- _Required task_: Each line of the listing must be transcribed exactly, except for the images, which should be excluded.
○ ○ ○ ○ ○ ○ ○
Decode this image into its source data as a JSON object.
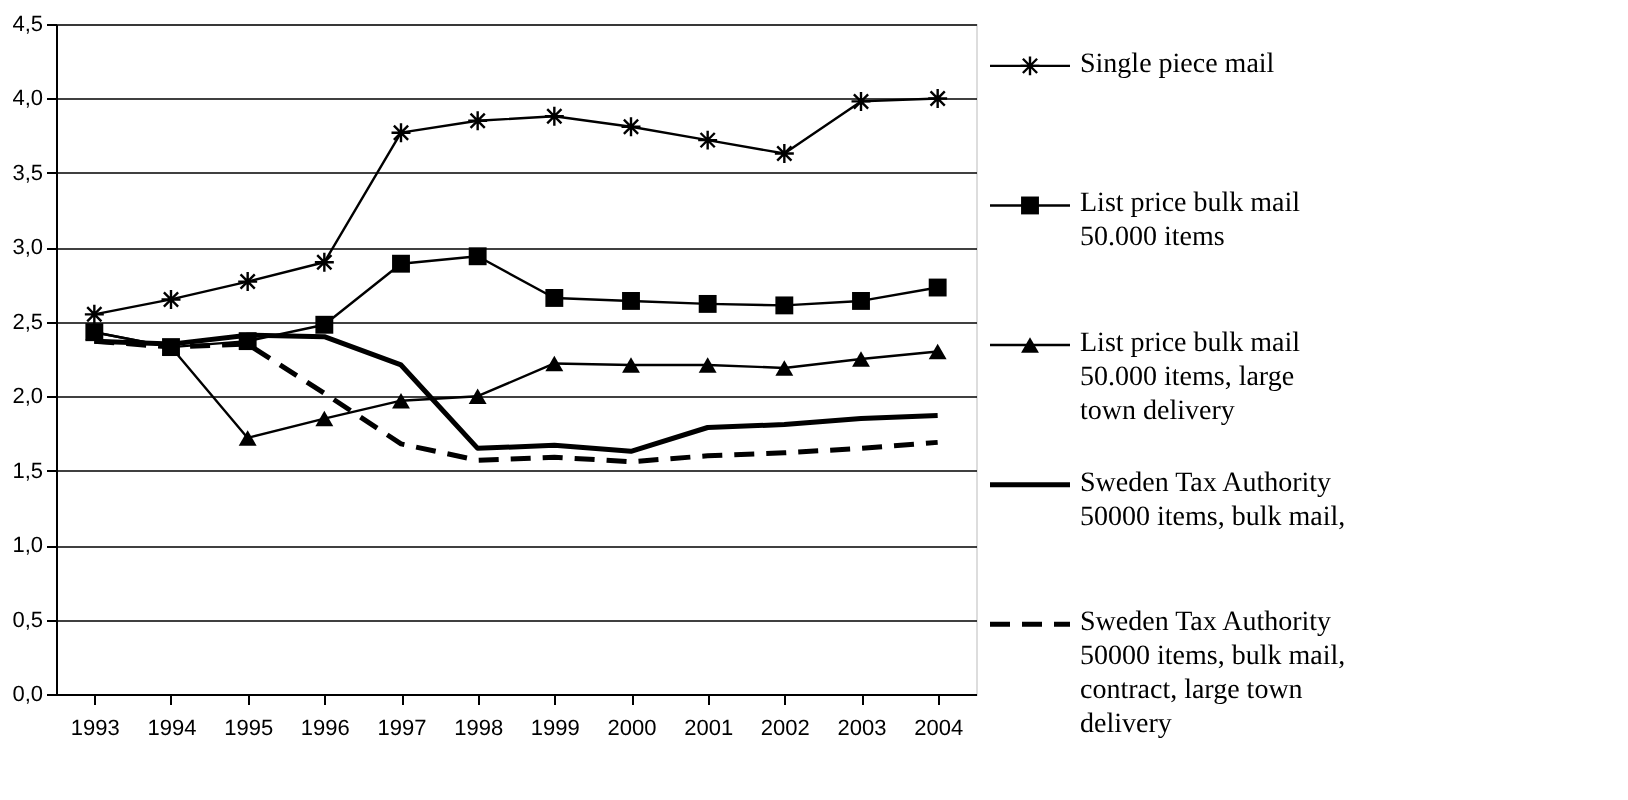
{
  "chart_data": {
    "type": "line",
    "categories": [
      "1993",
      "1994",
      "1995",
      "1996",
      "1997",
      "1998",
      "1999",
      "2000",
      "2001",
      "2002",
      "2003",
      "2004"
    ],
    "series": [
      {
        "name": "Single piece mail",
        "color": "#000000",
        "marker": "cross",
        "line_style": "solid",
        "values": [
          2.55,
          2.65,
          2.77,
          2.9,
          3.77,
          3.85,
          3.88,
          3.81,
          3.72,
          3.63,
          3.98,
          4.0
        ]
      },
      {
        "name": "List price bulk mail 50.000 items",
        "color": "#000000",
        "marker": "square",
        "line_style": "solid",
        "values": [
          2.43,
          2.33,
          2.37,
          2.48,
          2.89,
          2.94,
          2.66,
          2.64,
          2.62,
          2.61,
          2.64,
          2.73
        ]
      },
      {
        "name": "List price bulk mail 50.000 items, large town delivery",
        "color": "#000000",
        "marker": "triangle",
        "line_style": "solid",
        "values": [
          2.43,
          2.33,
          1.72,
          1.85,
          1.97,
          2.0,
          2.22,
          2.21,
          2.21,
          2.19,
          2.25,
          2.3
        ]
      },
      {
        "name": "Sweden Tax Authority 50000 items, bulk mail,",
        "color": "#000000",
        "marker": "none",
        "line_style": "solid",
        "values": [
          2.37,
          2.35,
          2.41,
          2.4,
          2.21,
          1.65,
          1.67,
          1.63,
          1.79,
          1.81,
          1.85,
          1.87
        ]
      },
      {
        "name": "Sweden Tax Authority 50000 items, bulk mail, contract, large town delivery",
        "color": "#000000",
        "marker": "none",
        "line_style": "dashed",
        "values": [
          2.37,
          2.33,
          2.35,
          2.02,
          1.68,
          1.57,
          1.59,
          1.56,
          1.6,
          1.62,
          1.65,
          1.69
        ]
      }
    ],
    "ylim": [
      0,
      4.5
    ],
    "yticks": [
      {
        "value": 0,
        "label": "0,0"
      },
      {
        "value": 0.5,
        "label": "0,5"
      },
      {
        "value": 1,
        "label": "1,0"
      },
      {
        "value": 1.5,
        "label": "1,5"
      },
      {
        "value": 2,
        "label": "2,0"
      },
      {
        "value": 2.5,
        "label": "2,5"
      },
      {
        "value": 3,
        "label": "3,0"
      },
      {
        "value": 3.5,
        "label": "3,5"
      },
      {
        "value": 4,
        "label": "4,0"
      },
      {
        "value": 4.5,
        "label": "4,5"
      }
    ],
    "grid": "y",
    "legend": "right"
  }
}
○ ○ ○ ○ ○ ○ ○
- _Response to this task_:
Decode this image into its source data as a JSON object.
{
  "chart_data": {
    "type": "line",
    "categories": [
      "1993",
      "1994",
      "1995",
      "1996",
      "1997",
      "1998",
      "1999",
      "2000",
      "2001",
      "2002",
      "2003",
      "2004"
    ],
    "series": [
      {
        "name": "Single piece mail",
        "color": "#000000",
        "marker": "cross",
        "line_style": "solid",
        "values": [
          2.55,
          2.65,
          2.77,
          2.9,
          3.77,
          3.85,
          3.88,
          3.81,
          3.72,
          3.63,
          3.98,
          4.0
        ]
      },
      {
        "name": "List price bulk mail 50.000 items",
        "color": "#000000",
        "marker": "square",
        "line_style": "solid",
        "values": [
          2.43,
          2.33,
          2.37,
          2.48,
          2.89,
          2.94,
          2.66,
          2.64,
          2.62,
          2.61,
          2.64,
          2.73
        ]
      },
      {
        "name": "List price bulk mail 50.000 items, large town delivery",
        "color": "#000000",
        "marker": "triangle",
        "line_style": "solid",
        "values": [
          2.43,
          2.33,
          1.72,
          1.85,
          1.97,
          2.0,
          2.22,
          2.21,
          2.21,
          2.19,
          2.25,
          2.3
        ]
      },
      {
        "name": "Sweden Tax Authority 50000 items, bulk mail,",
        "color": "#000000",
        "marker": "none",
        "line_style": "solid",
        "values": [
          2.37,
          2.35,
          2.41,
          2.4,
          2.21,
          1.65,
          1.67,
          1.63,
          1.79,
          1.81,
          1.85,
          1.87
        ]
      },
      {
        "name": "Sweden Tax Authority 50000 items, bulk mail, contract, large town delivery",
        "color": "#000000",
        "marker": "none",
        "line_style": "dashed",
        "values": [
          2.37,
          2.33,
          2.35,
          2.02,
          1.68,
          1.57,
          1.59,
          1.56,
          1.6,
          1.62,
          1.65,
          1.69
        ]
      }
    ],
    "ylim": [
      0,
      4.5
    ],
    "yticks": [
      {
        "value": 0,
        "label": "0,0"
      },
      {
        "value": 0.5,
        "label": "0,5"
      },
      {
        "value": 1,
        "label": "1,0"
      },
      {
        "value": 1.5,
        "label": "1,5"
      },
      {
        "value": 2,
        "label": "2,0"
      },
      {
        "value": 2.5,
        "label": "2,5"
      },
      {
        "value": 3,
        "label": "3,0"
      },
      {
        "value": 3.5,
        "label": "3,5"
      },
      {
        "value": 4,
        "label": "4,0"
      },
      {
        "value": 4.5,
        "label": "4,5"
      }
    ],
    "grid": "y",
    "legend": "right"
  }
}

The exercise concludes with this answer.